**Requirements:** Print out the material that follows word for word.

**Information shown:**
------

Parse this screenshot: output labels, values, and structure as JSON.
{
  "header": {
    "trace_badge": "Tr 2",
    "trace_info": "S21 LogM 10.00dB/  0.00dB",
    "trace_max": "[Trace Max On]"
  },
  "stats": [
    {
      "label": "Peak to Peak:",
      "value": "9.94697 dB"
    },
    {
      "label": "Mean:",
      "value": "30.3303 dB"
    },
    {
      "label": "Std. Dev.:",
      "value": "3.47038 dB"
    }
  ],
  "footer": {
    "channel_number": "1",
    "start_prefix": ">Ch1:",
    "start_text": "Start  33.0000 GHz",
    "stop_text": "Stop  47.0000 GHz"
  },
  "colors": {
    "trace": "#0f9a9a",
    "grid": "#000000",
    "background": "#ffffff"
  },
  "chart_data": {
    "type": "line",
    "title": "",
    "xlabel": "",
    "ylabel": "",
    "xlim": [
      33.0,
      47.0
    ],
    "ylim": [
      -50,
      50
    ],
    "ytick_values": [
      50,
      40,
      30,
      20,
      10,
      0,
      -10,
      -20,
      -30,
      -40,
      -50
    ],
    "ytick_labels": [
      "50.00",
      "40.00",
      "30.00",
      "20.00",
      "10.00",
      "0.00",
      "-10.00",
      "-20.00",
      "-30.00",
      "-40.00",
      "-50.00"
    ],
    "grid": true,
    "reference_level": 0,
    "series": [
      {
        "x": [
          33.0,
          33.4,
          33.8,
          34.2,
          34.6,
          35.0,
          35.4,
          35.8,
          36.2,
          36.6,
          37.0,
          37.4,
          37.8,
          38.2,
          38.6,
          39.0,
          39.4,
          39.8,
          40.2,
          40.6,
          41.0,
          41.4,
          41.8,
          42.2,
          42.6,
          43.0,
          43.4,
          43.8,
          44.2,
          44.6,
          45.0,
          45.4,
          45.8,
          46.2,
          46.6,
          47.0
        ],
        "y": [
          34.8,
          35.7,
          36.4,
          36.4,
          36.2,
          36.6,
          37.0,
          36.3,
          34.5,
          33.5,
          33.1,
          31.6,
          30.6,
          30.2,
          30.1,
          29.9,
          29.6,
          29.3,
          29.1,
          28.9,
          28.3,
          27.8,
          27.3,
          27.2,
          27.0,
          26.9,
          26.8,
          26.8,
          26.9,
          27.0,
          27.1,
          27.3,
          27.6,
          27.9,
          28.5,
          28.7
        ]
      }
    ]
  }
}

------

**Output for this task:**
Parse this screenshot: output labels, values, and structure as JSON.
{
  "header": {
    "trace_badge": "Tr 2",
    "trace_info": "S21 LogM 10.00dB/  0.00dB",
    "trace_max": "[Trace Max On]"
  },
  "stats": [
    {
      "label": "Peak to Peak:",
      "value": "9.94697 dB"
    },
    {
      "label": "Mean:",
      "value": "30.3303 dB"
    },
    {
      "label": "Std. Dev.:",
      "value": "3.47038 dB"
    }
  ],
  "footer": {
    "channel_number": "1",
    "start_prefix": ">Ch1:",
    "start_text": "Start  33.0000 GHz",
    "stop_text": "Stop  47.0000 GHz"
  },
  "colors": {
    "trace": "#0f9a9a",
    "grid": "#000000",
    "background": "#ffffff"
  },
  "chart_data": {
    "type": "line",
    "title": "",
    "xlabel": "",
    "ylabel": "",
    "xlim": [
      33.0,
      47.0
    ],
    "ylim": [
      -50,
      50
    ],
    "ytick_values": [
      50,
      40,
      30,
      20,
      10,
      0,
      -10,
      -20,
      -30,
      -40,
      -50
    ],
    "ytick_labels": [
      "50.00",
      "40.00",
      "30.00",
      "20.00",
      "10.00",
      "0.00",
      "-10.00",
      "-20.00",
      "-30.00",
      "-40.00",
      "-50.00"
    ],
    "grid": true,
    "reference_level": 0,
    "series": [
      {
        "x": [
          33.0,
          33.4,
          33.8,
          34.2,
          34.6,
          35.0,
          35.4,
          35.8,
          36.2,
          36.6,
          37.0,
          37.4,
          37.8,
          38.2,
          38.6,
          39.0,
          39.4,
          39.8,
          40.2,
          40.6,
          41.0,
          41.4,
          41.8,
          42.2,
          42.6,
          43.0,
          43.4,
          43.8,
          44.2,
          44.6,
          45.0,
          45.4,
          45.8,
          46.2,
          46.6,
          47.0
        ],
        "y": [
          34.8,
          35.7,
          36.4,
          36.4,
          36.2,
          36.6,
          37.0,
          36.3,
          34.5,
          33.5,
          33.1,
          31.6,
          30.6,
          30.2,
          30.1,
          29.9,
          29.6,
          29.3,
          29.1,
          28.9,
          28.3,
          27.8,
          27.3,
          27.2,
          27.0,
          26.9,
          26.8,
          26.8,
          26.9,
          27.0,
          27.1,
          27.3,
          27.6,
          27.9,
          28.5,
          28.7
        ]
      }
    ]
  }
}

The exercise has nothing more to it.